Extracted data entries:

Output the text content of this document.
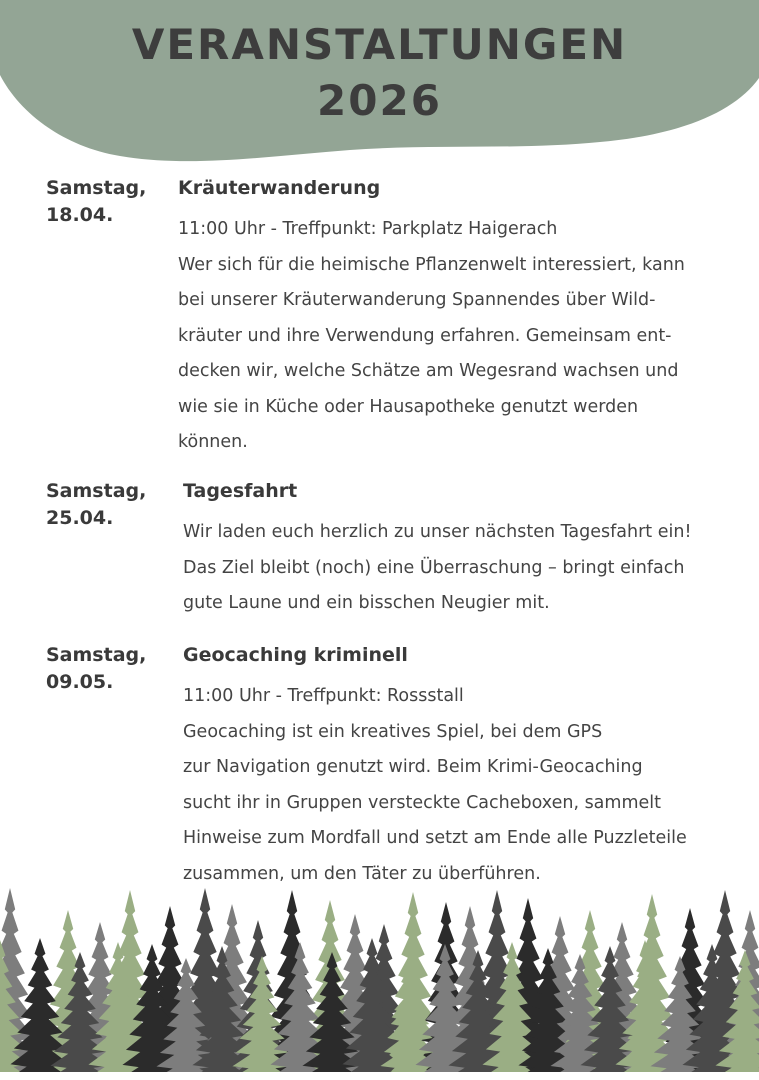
VERANSTALTUNGEN
2026
Samstag,
18.04.
Kräuterwanderung
11:00 Uhr - Treffpunkt: Parkplatz Haigerach
Wer sich für die heimische Pflanzenwelt interessiert, kann
bei unserer Kräuterwanderung Spannendes über Wild-
kräuter und ihre Verwendung erfahren. Gemeinsam ent-
decken wir, welche Schätze am Wegesrand wachsen und
wie sie in Küche oder Hausapotheke genutzt werden
können.
Samstag,
25.04.
Tagesfahrt
Wir laden euch herzlich zu unser nächsten Tagesfahrt ein!
Das Ziel bleibt (noch) eine Überraschung – bringt einfach
gute Laune und ein bisschen Neugier mit.
Samstag,
09.05.
Geocaching kriminell
11:00 Uhr - Treffpunkt: Rossstall
Geocaching ist ein kreatives Spiel, bei dem GPS
zur Navigation genutzt wird. Beim Krimi-Geocaching
sucht ihr in Gruppen versteckte Cacheboxen, sammelt
Hinweise zum Mordfall und setzt am Ende alle Puzzleteile
zusammen, um den Täter zu überführen.
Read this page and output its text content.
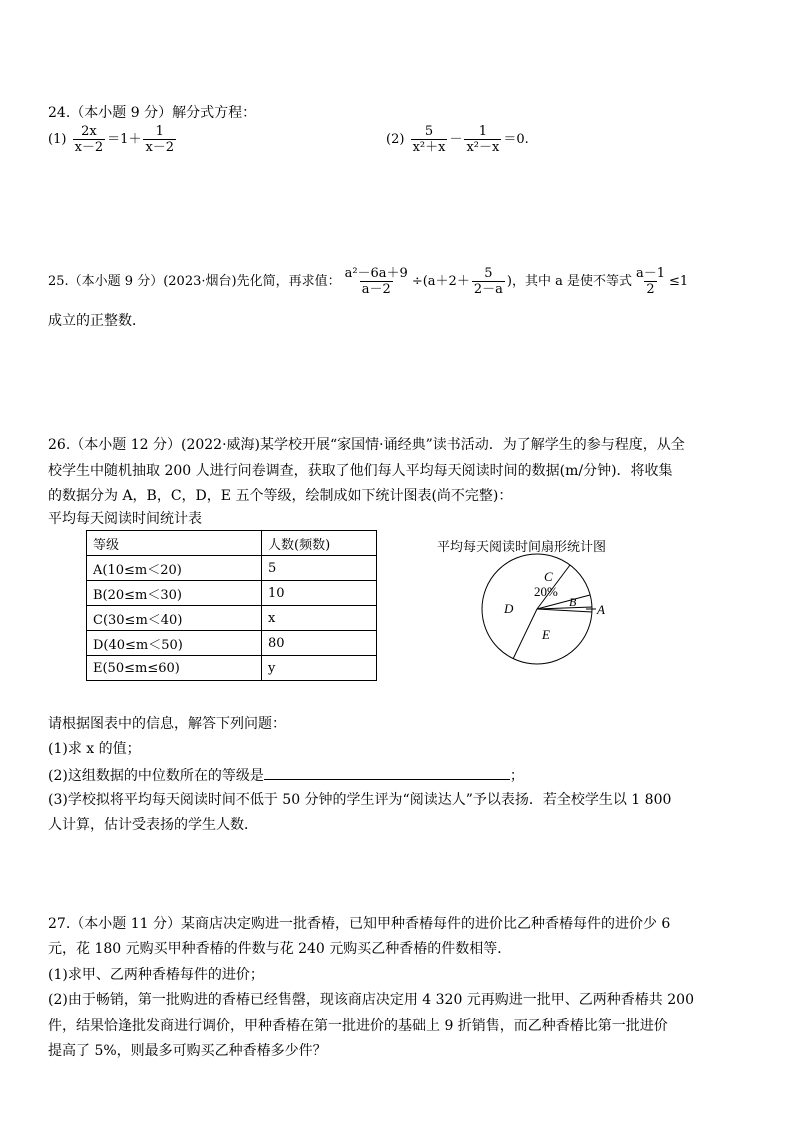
24.（本小题 9 分）解分式方程：
$(1) \frac{2x}{x-2} =1+ \frac{1}{x-2}$	$(2) \frac{5}{\text{x²＋x}} - \frac{1}{\text{x²－x}} =0$.
25.（本小题 9 分）(2023·烟台)先化简，再求值： $\frac{\text{a²－6a＋9}}{a-2} \div(a+2+ \frac{5}{2-a}$ )，其中 a 是使不等式 $\frac{a-1}{2} \le 1$
成立的正整数．
26.（本小题 12 分）(2022·威海)某学校开展“家国情·诵经典”读书活动．为了解学生的参与程度，从全
校学生中随机抽取 200 人进行问卷调查，获取了他们每人平均每天阅读时间的数据(m/分钟)．将收集
的数据分为 A，B，C，D，E 五个等级，绘制成如下统计图表(尚不完整)：
平均每天阅读时间统计表
等级	人数(频数)
A(10≤m＜20)	5
B(20≤m＜30)	10
C(30≤m＜40)	x
D(40≤m＜50)	80
E(50≤m≤60)	y
平均每天阅读时间扇形统计图
C
20%
B A
D
E
请根据图表中的信息，解答下列问题：
(1)求 x 的值；
(2)这组数据的中位数所在的等级是	；
(3)学校拟将平均每天阅读时间不低于 50 分钟的学生评为“阅读达人”予以表扬．若全校学生以 1 800
人计算，估计受表扬的学生人数．
27.（本小题 11 分）某商店决定购进一批香椿，已知甲种香椿每件的进价比乙种香椿每件的进价少 6
元，花 180 元购买甲种香椿的件数与花 240 元购买乙种香椿的件数相等．
(1)求甲、乙两种香椿每件的进价；
(2)由于畅销，第一批购进的香椿已经售罄，现该商店决定用 4 320 元再购进一批甲、乙两种香椿共 200
件，结果恰逢批发商进行调价，甲种香椿在第一批进价的基础上 9 折销售，而乙种香椿比第一批进价
提高了 5%，则最多可购买乙种香椿多少件？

TASK BRIEF:
Exclude the pictures, and transcribe all of the material exactly.

RESPONSE TO THIS TASK:
Output the text content of this document.
VERANSTALTUNGEN
2026
Samstag,
18.04.
Kräuterwanderung
11:00 Uhr - Treffpunkt: Parkplatz Haigerach
Wer sich für die heimische Pflanzenwelt interessiert, kann
bei unserer Kräuterwanderung Spannendes über Wild-
kräuter und ihre Verwendung erfahren. Gemeinsam ent-
decken wir, welche Schätze am Wegesrand wachsen und
wie sie in Küche oder Hausapotheke genutzt werden
können.
Samstag,
25.04.
Tagesfahrt
Wir laden euch herzlich zu unser nächsten Tagesfahrt ein!
Das Ziel bleibt (noch) eine Überraschung – bringt einfach
gute Laune und ein bisschen Neugier mit.
Samstag,
09.05.
Geocaching kriminell
11:00 Uhr - Treffpunkt: Rossstall
Geocaching ist ein kreatives Spiel, bei dem GPS
zur Navigation genutzt wird. Beim Krimi-Geocaching
sucht ihr in Gruppen versteckte Cacheboxen, sammelt
Hinweise zum Mordfall und setzt am Ende alle Puzzleteile
zusammen, um den Täter zu überführen.
Read this page and output its text content.
24.（本小题 9 分）解分式方程：
$(1) \frac{2x}{x-2} =1+ \frac{1}{x-2}$	$(2) \frac{5}{\text{x²＋x}} - \frac{1}{\text{x²－x}} =0$.
25.（本小题 9 分）(2023·烟台)先化简，再求值： $\frac{\text{a²－6a＋9}}{a-2} \div(a+2+ \frac{5}{2-a}$ )，其中 a 是使不等式 $\frac{a-1}{2} \le 1$
成立的正整数．
26.（本小题 12 分）(2022·威海)某学校开展“家国情·诵经典”读书活动．为了解学生的参与程度，从全
校学生中随机抽取 200 人进行问卷调查，获取了他们每人平均每天阅读时间的数据(m/分钟)．将收集
的数据分为 A，B，C，D，E 五个等级，绘制成如下统计图表(尚不完整)：
平均每天阅读时间统计表
等级	人数(频数)
A(10≤m＜20)	5
B(20≤m＜30)	10
C(30≤m＜40)	x
D(40≤m＜50)	80
E(50≤m≤60)	y
平均每天阅读时间扇形统计图
C
20%
B A
D
E
请根据图表中的信息，解答下列问题：
(1)求 x 的值；
(2)这组数据的中位数所在的等级是	；
(3)学校拟将平均每天阅读时间不低于 50 分钟的学生评为“阅读达人”予以表扬．若全校学生以 1 800
人计算，估计受表扬的学生人数．
27.（本小题 11 分）某商店决定购进一批香椿，已知甲种香椿每件的进价比乙种香椿每件的进价少 6
元，花 180 元购买甲种香椿的件数与花 240 元购买乙种香椿的件数相等．
(1)求甲、乙两种香椿每件的进价；
(2)由于畅销，第一批购进的香椿已经售罄，现该商店决定用 4 320 元再购进一批甲、乙两种香椿共 200
件，结果恰逢批发商进行调价，甲种香椿在第一批进价的基础上 9 折销售，而乙种香椿比第一批进价
提高了 5%，则最多可购买乙种香椿多少件？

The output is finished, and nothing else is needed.